>> BEGIN Records shown

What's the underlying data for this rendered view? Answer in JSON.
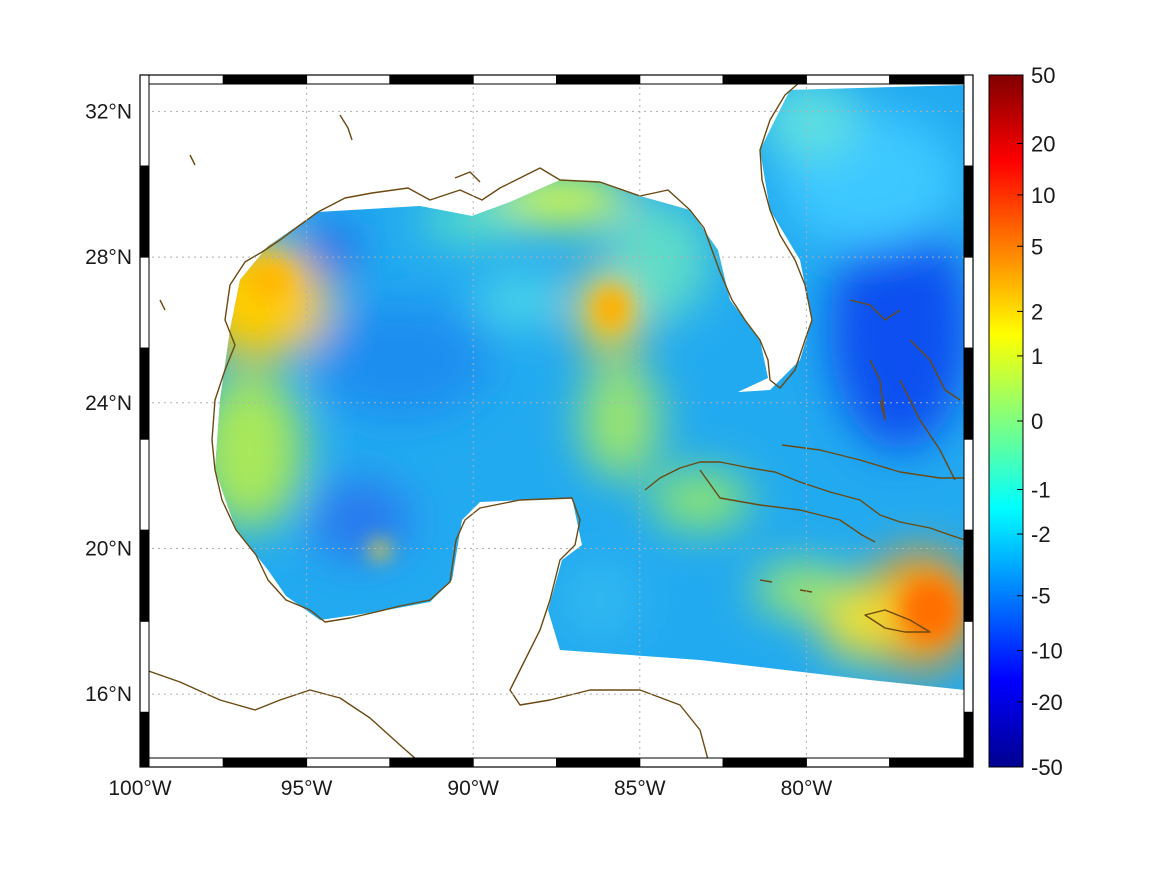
{
  "map": {
    "lon_range": [
      -100,
      -75
    ],
    "lat_range": [
      14,
      33
    ],
    "grid": "dotted",
    "projection": "equirectangular",
    "x_ticks": [
      {
        "value": -100,
        "label": "100°W"
      },
      {
        "value": -95,
        "label": "95°W"
      },
      {
        "value": -90,
        "label": "90°W"
      },
      {
        "value": -85,
        "label": "85°W"
      },
      {
        "value": -80,
        "label": "80°W"
      }
    ],
    "y_ticks": [
      {
        "value": 32,
        "label": "32°N"
      },
      {
        "value": 28,
        "label": "28°N"
      },
      {
        "value": 24,
        "label": "24°N"
      },
      {
        "value": 20,
        "label": "20°N"
      },
      {
        "value": 16,
        "label": "16°N"
      }
    ],
    "frame_segments_deg": 2.5,
    "coastline_color": "#6b4a12",
    "field_description_colors": [
      "#00008f",
      "#0000ff",
      "#0080ff",
      "#00ffff",
      "#80ff80",
      "#ffff00",
      "#ff8000",
      "#ff0000",
      "#800000"
    ]
  },
  "colorbar": {
    "location": "right",
    "colormap": "jet",
    "ticks": [
      "50",
      "20",
      "10",
      "5",
      "2",
      "1",
      "0",
      "-1",
      "-2",
      "-5",
      "-10",
      "-20",
      "-50"
    ]
  }
}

>> END Records shown

• Work to be completed: Write the records out again in full, exactly, and skip every picture.

• Result for this exercise:
What's the underlying data for this rendered view? Answer in JSON.
{
  "map": {
    "lon_range": [
      -100,
      -75
    ],
    "lat_range": [
      14,
      33
    ],
    "grid": "dotted",
    "projection": "equirectangular",
    "x_ticks": [
      {
        "value": -100,
        "label": "100°W"
      },
      {
        "value": -95,
        "label": "95°W"
      },
      {
        "value": -90,
        "label": "90°W"
      },
      {
        "value": -85,
        "label": "85°W"
      },
      {
        "value": -80,
        "label": "80°W"
      }
    ],
    "y_ticks": [
      {
        "value": 32,
        "label": "32°N"
      },
      {
        "value": 28,
        "label": "28°N"
      },
      {
        "value": 24,
        "label": "24°N"
      },
      {
        "value": 20,
        "label": "20°N"
      },
      {
        "value": 16,
        "label": "16°N"
      }
    ],
    "frame_segments_deg": 2.5,
    "coastline_color": "#6b4a12",
    "field_description_colors": [
      "#00008f",
      "#0000ff",
      "#0080ff",
      "#00ffff",
      "#80ff80",
      "#ffff00",
      "#ff8000",
      "#ff0000",
      "#800000"
    ]
  },
  "colorbar": {
    "location": "right",
    "colormap": "jet",
    "ticks": [
      "50",
      "20",
      "10",
      "5",
      "2",
      "1",
      "0",
      "-1",
      "-2",
      "-5",
      "-10",
      "-20",
      "-50"
    ]
  }
}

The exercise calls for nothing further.